▶ [Records to process]
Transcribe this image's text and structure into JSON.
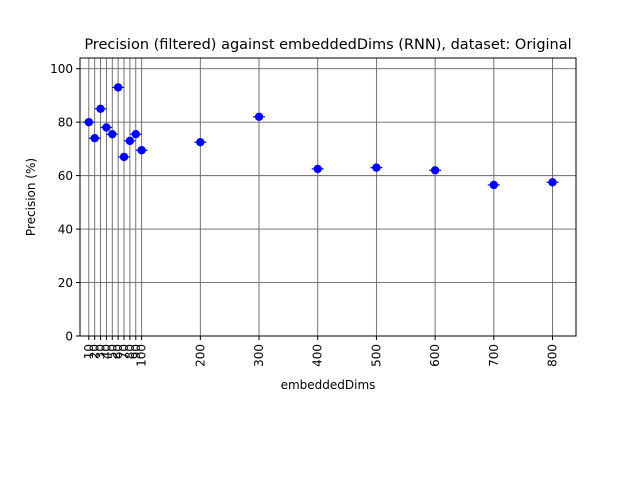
{
  "chart_data": {
    "type": "scatter",
    "title": "Precision (filtered) against embeddedDims (RNN), dataset: Original",
    "xlabel": "embeddedDims",
    "ylabel": "Precision (%)",
    "xlim": [
      -5,
      840
    ],
    "ylim": [
      0,
      104
    ],
    "xticks": [
      10,
      20,
      30,
      40,
      50,
      60,
      70,
      80,
      90,
      100,
      200,
      300,
      400,
      500,
      600,
      700,
      800
    ],
    "xtick_labels": [
      "10",
      "20",
      "30",
      "40",
      "50",
      "60",
      "70",
      "80",
      "90",
      "100",
      "200",
      "300",
      "400",
      "500",
      "600",
      "700",
      "800"
    ],
    "yticks": [
      0,
      20,
      40,
      60,
      80,
      100
    ],
    "ytick_labels": [
      "0",
      "20",
      "40",
      "60",
      "80",
      "100"
    ],
    "grid": true,
    "series": [
      {
        "color": "#0000ff",
        "marker": "circle",
        "x": [
          10,
          20,
          30,
          40,
          50,
          60,
          70,
          80,
          90,
          100,
          200,
          300,
          400,
          500,
          600,
          700,
          800
        ],
        "y": [
          80,
          74,
          85,
          78,
          75.5,
          93,
          67,
          73,
          75.5,
          69.5,
          72.5,
          82,
          62.5,
          63,
          62,
          56.5,
          57.5
        ]
      }
    ]
  }
}
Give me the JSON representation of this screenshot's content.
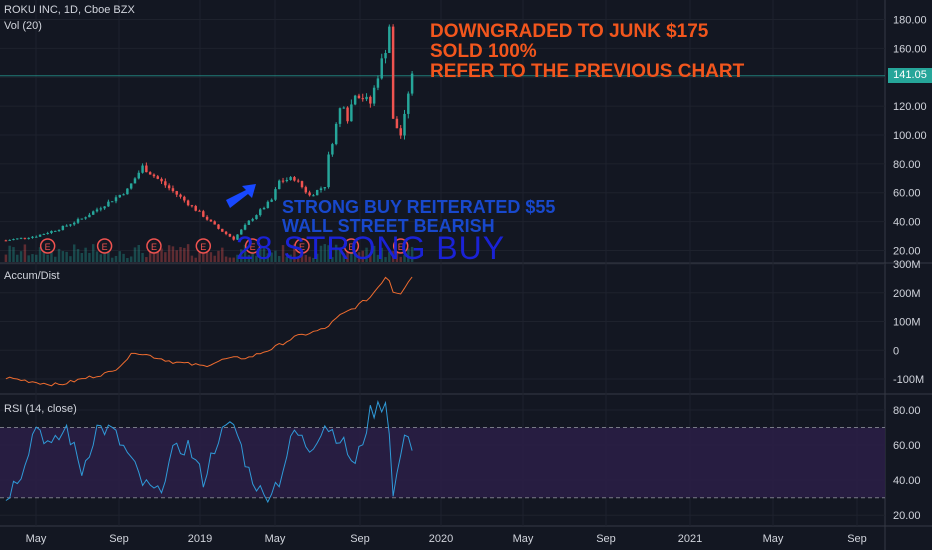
{
  "header": {
    "symbol_line": "ROKU INC, 1D, Cboe BZX",
    "volume_label": "Vol (20)"
  },
  "price_tag": "141.05",
  "annotations": {
    "orange": [
      "DOWNGRADED TO JUNK $175",
      "SOLD 100%",
      "REFER TO THE PREVIOUS CHART"
    ],
    "blue": [
      "STRONG BUY REITERATED $55",
      "WALL STREET BEARISH"
    ],
    "ghost": "28 STRONG BUY"
  },
  "earnings_marker": "E",
  "colors": {
    "background": "#131722",
    "up": "#26a69a",
    "down": "#ef5350",
    "accum_line": "#ef6c2f",
    "rsi_line": "#2f9ad8",
    "rsi_band": "#2a1e45",
    "annotation_orange": "#f2561d",
    "annotation_blue": "#1848cc",
    "arrow": "#1848ff"
  },
  "chart_data": [
    {
      "type": "candlestick",
      "title": "ROKU INC, 1D, Cboe BZX",
      "ylim": [
        12,
        188
      ],
      "yticks": [
        20,
        40,
        60,
        80,
        100,
        120,
        140,
        160,
        180
      ],
      "ytick_labels": [
        "20.00",
        "40.00",
        "60.00",
        "80.00",
        "100.00",
        "120.00",
        "140.00",
        "160.00",
        "180.00"
      ],
      "xticks": [
        "May",
        "Sep",
        "2019",
        "May",
        "Sep",
        "2020",
        "May",
        "Sep",
        "2021",
        "May",
        "Sep"
      ],
      "close_anchors": {
        "t": [
          0,
          8,
          14,
          20,
          28,
          32,
          36,
          44,
          52,
          56,
          60,
          64,
          70,
          72,
          76,
          80,
          84,
          85,
          86,
          88,
          89,
          90,
          92,
          96,
          98,
          100,
          101,
          102,
          104,
          105,
          106,
          107
        ],
        "price": [
          27,
          30,
          35,
          42,
          55,
          62,
          78,
          61,
          44,
          35,
          28,
          40,
          55,
          68,
          70,
          58,
          65,
          85,
          96,
          118,
          122,
          112,
          130,
          122,
          142,
          160,
          176,
          110,
          100,
          112,
          130,
          140
        ]
      },
      "last_price": 141.05,
      "earnings_dates_index": [
        11,
        26,
        39,
        52,
        65,
        78,
        91,
        104
      ],
      "volume_label": "Vol (20)"
    },
    {
      "type": "line",
      "title": "Accum/Dist",
      "ylim": [
        -145,
        300
      ],
      "yticks": [
        300,
        200,
        100,
        0,
        -100
      ],
      "ytick_labels": [
        "300M",
        "200M",
        "100M",
        "0",
        "-100M"
      ],
      "anchors": {
        "t": [
          0,
          10,
          14,
          20,
          28,
          34,
          44,
          52,
          58,
          64,
          70,
          76,
          84,
          88,
          92,
          96,
          100,
          101,
          102,
          104,
          106,
          107
        ],
        "value": [
          -95,
          -115,
          -120,
          -100,
          -75,
          -5,
          -40,
          -55,
          -30,
          -25,
          5,
          45,
          75,
          120,
          150,
          185,
          255,
          245,
          205,
          200,
          240,
          255
        ]
      }
    },
    {
      "type": "line",
      "title": "RSI (14, close)",
      "ylim": [
        15,
        88
      ],
      "yticks": [
        80,
        60,
        40,
        20
      ],
      "ytick_labels": [
        "80.00",
        "60.00",
        "40.00",
        "20.00"
      ],
      "band": [
        30,
        70
      ],
      "anchors": {
        "t": [
          0,
          4,
          8,
          12,
          16,
          20,
          24,
          28,
          32,
          36,
          40,
          44,
          48,
          52,
          56,
          60,
          64,
          68,
          72,
          76,
          80,
          84,
          88,
          92,
          96,
          100,
          101,
          102,
          104,
          106,
          107
        ],
        "value": [
          30,
          45,
          72,
          58,
          70,
          45,
          70,
          68,
          55,
          38,
          32,
          55,
          60,
          40,
          65,
          72,
          45,
          30,
          40,
          68,
          58,
          72,
          64,
          48,
          78,
          85,
          70,
          30,
          55,
          68,
          60
        ]
      }
    }
  ]
}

▶ [Job] Reproduce the entries exactly. Do not carry over any picture.

▶ [Full response]
Transcribe this image's text and structure into JSON.
{
  "chart_data": {
    "type": "scatter",
    "title": "Precision (filtered) against embeddedDims (RNN), dataset: Original",
    "xlabel": "embeddedDims",
    "ylabel": "Precision (%)",
    "xlim": [
      -5,
      840
    ],
    "ylim": [
      0,
      104
    ],
    "xticks": [
      10,
      20,
      30,
      40,
      50,
      60,
      70,
      80,
      90,
      100,
      200,
      300,
      400,
      500,
      600,
      700,
      800
    ],
    "xtick_labels": [
      "10",
      "20",
      "30",
      "40",
      "50",
      "60",
      "70",
      "80",
      "90",
      "100",
      "200",
      "300",
      "400",
      "500",
      "600",
      "700",
      "800"
    ],
    "yticks": [
      0,
      20,
      40,
      60,
      80,
      100
    ],
    "ytick_labels": [
      "0",
      "20",
      "40",
      "60",
      "80",
      "100"
    ],
    "grid": true,
    "series": [
      {
        "color": "#0000ff",
        "marker": "circle",
        "x": [
          10,
          20,
          30,
          40,
          50,
          60,
          70,
          80,
          90,
          100,
          200,
          300,
          400,
          500,
          600,
          700,
          800
        ],
        "y": [
          80,
          74,
          85,
          78,
          75.5,
          93,
          67,
          73,
          75.5,
          69.5,
          72.5,
          82,
          62.5,
          63,
          62,
          56.5,
          57.5
        ]
      }
    ]
  }
}
Give me the JSON representation of this screenshot's content.
{
  "header": {
    "symbol_line": "ROKU INC, 1D, Cboe BZX",
    "volume_label": "Vol (20)"
  },
  "price_tag": "141.05",
  "annotations": {
    "orange": [
      "DOWNGRADED TO JUNK $175",
      "SOLD 100%",
      "REFER TO THE PREVIOUS CHART"
    ],
    "blue": [
      "STRONG BUY REITERATED $55",
      "WALL STREET BEARISH"
    ],
    "ghost": "28 STRONG BUY"
  },
  "earnings_marker": "E",
  "colors": {
    "background": "#131722",
    "up": "#26a69a",
    "down": "#ef5350",
    "accum_line": "#ef6c2f",
    "rsi_line": "#2f9ad8",
    "rsi_band": "#2a1e45",
    "annotation_orange": "#f2561d",
    "annotation_blue": "#1848cc",
    "arrow": "#1848ff"
  },
  "chart_data": [
    {
      "type": "candlestick",
      "title": "ROKU INC, 1D, Cboe BZX",
      "ylim": [
        12,
        188
      ],
      "yticks": [
        20,
        40,
        60,
        80,
        100,
        120,
        140,
        160,
        180
      ],
      "ytick_labels": [
        "20.00",
        "40.00",
        "60.00",
        "80.00",
        "100.00",
        "120.00",
        "140.00",
        "160.00",
        "180.00"
      ],
      "xticks": [
        "May",
        "Sep",
        "2019",
        "May",
        "Sep",
        "2020",
        "May",
        "Sep",
        "2021",
        "May",
        "Sep"
      ],
      "close_anchors": {
        "t": [
          0,
          8,
          14,
          20,
          28,
          32,
          36,
          44,
          52,
          56,
          60,
          64,
          70,
          72,
          76,
          80,
          84,
          85,
          86,
          88,
          89,
          90,
          92,
          96,
          98,
          100,
          101,
          102,
          104,
          105,
          106,
          107
        ],
        "price": [
          27,
          30,
          35,
          42,
          55,
          62,
          78,
          61,
          44,
          35,
          28,
          40,
          55,
          68,
          70,
          58,
          65,
          85,
          96,
          118,
          122,
          112,
          130,
          122,
          142,
          160,
          176,
          110,
          100,
          112,
          130,
          140
        ]
      },
      "last_price": 141.05,
      "earnings_dates_index": [
        11,
        26,
        39,
        52,
        65,
        78,
        91,
        104
      ],
      "volume_label": "Vol (20)"
    },
    {
      "type": "line",
      "title": "Accum/Dist",
      "ylim": [
        -145,
        300
      ],
      "yticks": [
        300,
        200,
        100,
        0,
        -100
      ],
      "ytick_labels": [
        "300M",
        "200M",
        "100M",
        "0",
        "-100M"
      ],
      "anchors": {
        "t": [
          0,
          10,
          14,
          20,
          28,
          34,
          44,
          52,
          58,
          64,
          70,
          76,
          84,
          88,
          92,
          96,
          100,
          101,
          102,
          104,
          106,
          107
        ],
        "value": [
          -95,
          -115,
          -120,
          -100,
          -75,
          -5,
          -40,
          -55,
          -30,
          -25,
          5,
          45,
          75,
          120,
          150,
          185,
          255,
          245,
          205,
          200,
          240,
          255
        ]
      }
    },
    {
      "type": "line",
      "title": "RSI (14, close)",
      "ylim": [
        15,
        88
      ],
      "yticks": [
        80,
        60,
        40,
        20
      ],
      "ytick_labels": [
        "80.00",
        "60.00",
        "40.00",
        "20.00"
      ],
      "band": [
        30,
        70
      ],
      "anchors": {
        "t": [
          0,
          4,
          8,
          12,
          16,
          20,
          24,
          28,
          32,
          36,
          40,
          44,
          48,
          52,
          56,
          60,
          64,
          68,
          72,
          76,
          80,
          84,
          88,
          92,
          96,
          100,
          101,
          102,
          104,
          106,
          107
        ],
        "value": [
          30,
          45,
          72,
          58,
          70,
          45,
          70,
          68,
          55,
          38,
          32,
          55,
          60,
          40,
          65,
          72,
          45,
          30,
          40,
          68,
          58,
          72,
          64,
          48,
          78,
          85,
          70,
          30,
          55,
          68,
          60
        ]
      }
    }
  ]
}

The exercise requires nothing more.